[Start Records for this exercise]
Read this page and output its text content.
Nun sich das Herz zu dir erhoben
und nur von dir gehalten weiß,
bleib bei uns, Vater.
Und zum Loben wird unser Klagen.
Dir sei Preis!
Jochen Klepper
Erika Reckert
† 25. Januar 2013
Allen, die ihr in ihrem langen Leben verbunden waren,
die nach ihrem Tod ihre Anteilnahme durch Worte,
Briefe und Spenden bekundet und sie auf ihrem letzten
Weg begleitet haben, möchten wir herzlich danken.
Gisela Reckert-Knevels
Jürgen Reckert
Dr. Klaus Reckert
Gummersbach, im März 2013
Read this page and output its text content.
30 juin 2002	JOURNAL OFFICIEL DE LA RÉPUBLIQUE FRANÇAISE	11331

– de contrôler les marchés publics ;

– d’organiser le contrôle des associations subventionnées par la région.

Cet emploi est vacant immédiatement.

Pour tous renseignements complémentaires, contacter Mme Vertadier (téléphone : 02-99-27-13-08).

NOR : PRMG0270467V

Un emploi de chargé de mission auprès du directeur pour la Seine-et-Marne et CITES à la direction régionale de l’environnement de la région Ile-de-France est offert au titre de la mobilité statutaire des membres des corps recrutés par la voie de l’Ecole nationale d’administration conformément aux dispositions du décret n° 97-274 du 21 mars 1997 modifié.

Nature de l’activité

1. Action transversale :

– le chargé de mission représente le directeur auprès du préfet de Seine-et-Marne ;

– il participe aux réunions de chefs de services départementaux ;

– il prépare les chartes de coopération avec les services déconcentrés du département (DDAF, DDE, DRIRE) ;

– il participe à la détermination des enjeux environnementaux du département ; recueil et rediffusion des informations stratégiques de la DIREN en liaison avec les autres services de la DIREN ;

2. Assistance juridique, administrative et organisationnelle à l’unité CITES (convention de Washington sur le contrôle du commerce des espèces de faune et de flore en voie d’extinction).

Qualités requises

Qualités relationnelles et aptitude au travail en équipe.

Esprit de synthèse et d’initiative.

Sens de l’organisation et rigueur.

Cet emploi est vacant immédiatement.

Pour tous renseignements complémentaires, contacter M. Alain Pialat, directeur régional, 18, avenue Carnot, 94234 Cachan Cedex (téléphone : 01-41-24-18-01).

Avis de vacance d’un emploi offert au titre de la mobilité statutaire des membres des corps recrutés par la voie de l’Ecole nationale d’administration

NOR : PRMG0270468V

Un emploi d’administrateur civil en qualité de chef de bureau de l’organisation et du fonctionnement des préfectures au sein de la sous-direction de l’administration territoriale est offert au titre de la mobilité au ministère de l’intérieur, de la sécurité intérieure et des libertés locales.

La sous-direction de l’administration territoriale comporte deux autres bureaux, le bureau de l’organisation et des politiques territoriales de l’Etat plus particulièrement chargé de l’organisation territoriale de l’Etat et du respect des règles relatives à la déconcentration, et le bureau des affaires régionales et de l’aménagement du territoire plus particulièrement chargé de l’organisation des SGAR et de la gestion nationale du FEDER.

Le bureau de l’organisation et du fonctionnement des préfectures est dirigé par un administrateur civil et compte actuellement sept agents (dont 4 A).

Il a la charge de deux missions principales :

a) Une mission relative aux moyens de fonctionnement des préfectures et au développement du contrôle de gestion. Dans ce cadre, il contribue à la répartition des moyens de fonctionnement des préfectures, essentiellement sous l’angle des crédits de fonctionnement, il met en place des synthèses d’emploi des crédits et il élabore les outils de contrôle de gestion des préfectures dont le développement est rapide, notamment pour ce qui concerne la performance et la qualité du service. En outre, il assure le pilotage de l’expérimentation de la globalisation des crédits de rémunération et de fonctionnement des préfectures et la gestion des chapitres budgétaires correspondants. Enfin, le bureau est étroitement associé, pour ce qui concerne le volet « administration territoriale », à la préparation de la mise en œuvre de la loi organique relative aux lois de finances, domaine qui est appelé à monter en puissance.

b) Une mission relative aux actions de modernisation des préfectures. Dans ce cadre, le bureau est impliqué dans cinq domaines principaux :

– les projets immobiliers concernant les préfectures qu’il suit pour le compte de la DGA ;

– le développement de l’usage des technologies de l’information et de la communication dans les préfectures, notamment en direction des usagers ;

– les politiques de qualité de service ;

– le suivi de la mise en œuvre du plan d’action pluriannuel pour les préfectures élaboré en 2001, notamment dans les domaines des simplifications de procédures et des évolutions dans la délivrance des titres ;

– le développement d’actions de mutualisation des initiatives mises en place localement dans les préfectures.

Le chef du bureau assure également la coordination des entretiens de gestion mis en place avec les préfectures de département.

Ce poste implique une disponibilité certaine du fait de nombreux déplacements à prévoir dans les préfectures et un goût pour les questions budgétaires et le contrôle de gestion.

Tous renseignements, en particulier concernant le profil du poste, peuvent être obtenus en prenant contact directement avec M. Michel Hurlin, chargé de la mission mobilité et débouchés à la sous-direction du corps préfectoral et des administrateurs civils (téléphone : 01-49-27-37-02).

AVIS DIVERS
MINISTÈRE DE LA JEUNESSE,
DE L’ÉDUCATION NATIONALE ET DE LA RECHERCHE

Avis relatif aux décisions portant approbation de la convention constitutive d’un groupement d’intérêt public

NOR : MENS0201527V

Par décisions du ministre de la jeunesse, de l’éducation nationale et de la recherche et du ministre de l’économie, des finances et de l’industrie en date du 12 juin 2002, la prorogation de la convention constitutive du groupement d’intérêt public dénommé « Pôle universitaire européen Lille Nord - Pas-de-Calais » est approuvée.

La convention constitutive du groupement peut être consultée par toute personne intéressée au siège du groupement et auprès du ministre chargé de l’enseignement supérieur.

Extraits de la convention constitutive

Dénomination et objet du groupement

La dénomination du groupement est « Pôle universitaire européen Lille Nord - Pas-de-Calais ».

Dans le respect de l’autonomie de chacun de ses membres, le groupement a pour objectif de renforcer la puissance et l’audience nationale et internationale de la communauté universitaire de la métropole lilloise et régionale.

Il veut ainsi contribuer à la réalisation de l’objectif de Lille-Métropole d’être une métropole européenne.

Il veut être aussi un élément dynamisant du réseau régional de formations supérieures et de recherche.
[End Records for this exercise]
**Aim of the task:**
Copy all lines from the entries that contain the word "finances".

**Exercise response:**
a) Une mission relative aux moyens de fonctionnement des préfectures et au développement du contrôle de gestion. Dans ce cadre, il contribue à la répartition des moyens de fonctionnement des préfectures, essentiellement sous l’angle des crédits de fonctionnement, il met en place des synthèses d’emploi des crédits et il élabore les outils de contrôle de gestion des préfectures dont le développement est rapide, notamment pour ce qui concerne la performance et la qualité du service. En outre, il assure le pilotage de l’expérimentation de la globalisation des crédits de rémunération et de fonctionnement des préfectures et la gestion des chapitres budgétaires correspondants. Enfin, le bureau est étroitement associé, pour ce qui concerne le volet « administration territoriale », à la préparation de la mise en œuvre de la loi organique relative aux lois de finances, domaine qui est appelé à monter en puissance.
Par décisions du ministre de la jeunesse, de l’éducation nationale et de la recherche et du ministre de l’économie, des finances et de l’industrie en date du 12 juin 2002, la prorogation de la convention constitutive du groupement d’intérêt public dénommé « Pôle universitaire européen Lille Nord - Pas-de-Calais » est approuvée.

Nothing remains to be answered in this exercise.